*DIRECTIONS*.
- a) In the homily, where did Jesus go for lunch after healing someone at the synagogue?
- b) Carry on the homily for the 12th Sunday of Ordinary Time from the point where it stops.

*EXTRACT*.
•••
HOMILY FOR MASS OF THE 12TH SUNDAY OF ORDINARY TIME YEAR B
St. Mary’s Basilica, Sydney, 20 June 2021
It’s blowing a gale, the sea is wild, the waves breaking over, the boat filling with water (Mk 4:35-41). Where’s Jesus when you need Him? Sound asleep…
Well, it had been a heavy day. Like any good Jew He’d gone to synagogue that Saturday morning. He’d caused a sensation by healing someone on the Day of Rest (Mk 2:23-3:6). He retreated to Peter’s place for lunch, with the crowd hotly in pursuit (Mk 3:19-34; cf. 1:29; 2:1). Then He spent the afternoon by the lakeside, healing the sick, exorcising demons, telling stories, teaching the crowd from a boat (Mk 3:7-12; 4:1-34). He gave His inner circle a private tutorial on interpreting parables. After a day like that, it’s no wonder He collapsed at the back of the boat in sheer exhaustion! But His placid confidence may also speak to the calm of His heart and trust in providence…
If Jesus’ heart was calm and trusting, how about the hearts of His newly appointed apostles (Mk 3:14-15)? We don’t know why Jesus directed them to set sail after dusk. Was it to escape the crowd? Did He have somewhere to be in the morning? Or was the fishing better at night? Whatever the reason, the lads didn’t expect a cyclone. But Jesus did, and like any crisis the storm will test and teach. We will now get to see what the Twelve are made of.
•••
*MATERIAL PROVIDED*.
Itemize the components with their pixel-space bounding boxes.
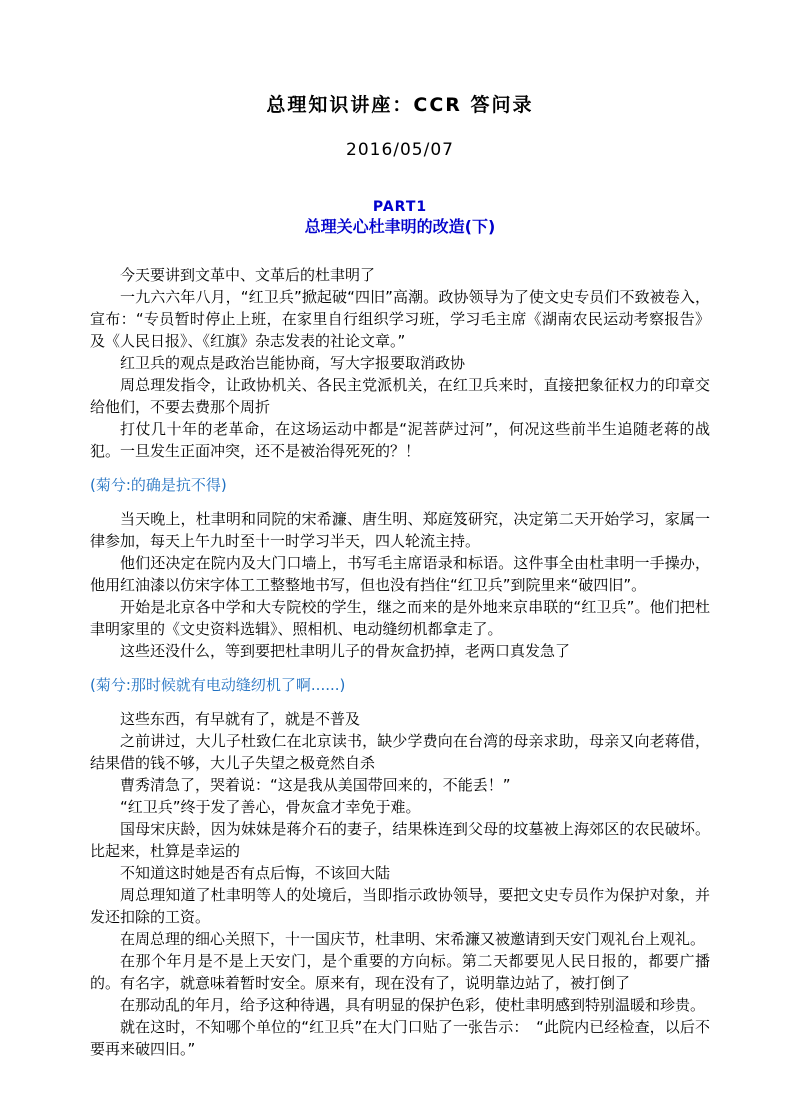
•••
*WRITTEN ANSWERS*.
- a) He went to Peter's place, with the crowd hotly in pursuit.

- b)
: For one thing, they feel deeply confused, completely lost, ‘all at sea’. In the howling storm they’re terrified: “Master, we’re sinking,” they cry out, stirring the Lord. “Why so scared, you cowards?” He responds.
If they lack courage they also lack faith: “Master, don’t you care?” they whine. “How is it you boys have so little faith?” He replies. They’re frightened and faithless so He calms the storm. Now they are agog: all they can say is “Who is this guy?”
So we learn they are frightened, faithless, flabbergasted. They’re not alone in that. For many people this story speaks to their own situation at one time or another, when hard things come our way, when we feel we are drowning, when God seems absent or unconcerned. “Have faith,” Jesus says to His first disciples and to us, “I’m close. I care. Cry out to Me and I will quieten the storms that surround you.”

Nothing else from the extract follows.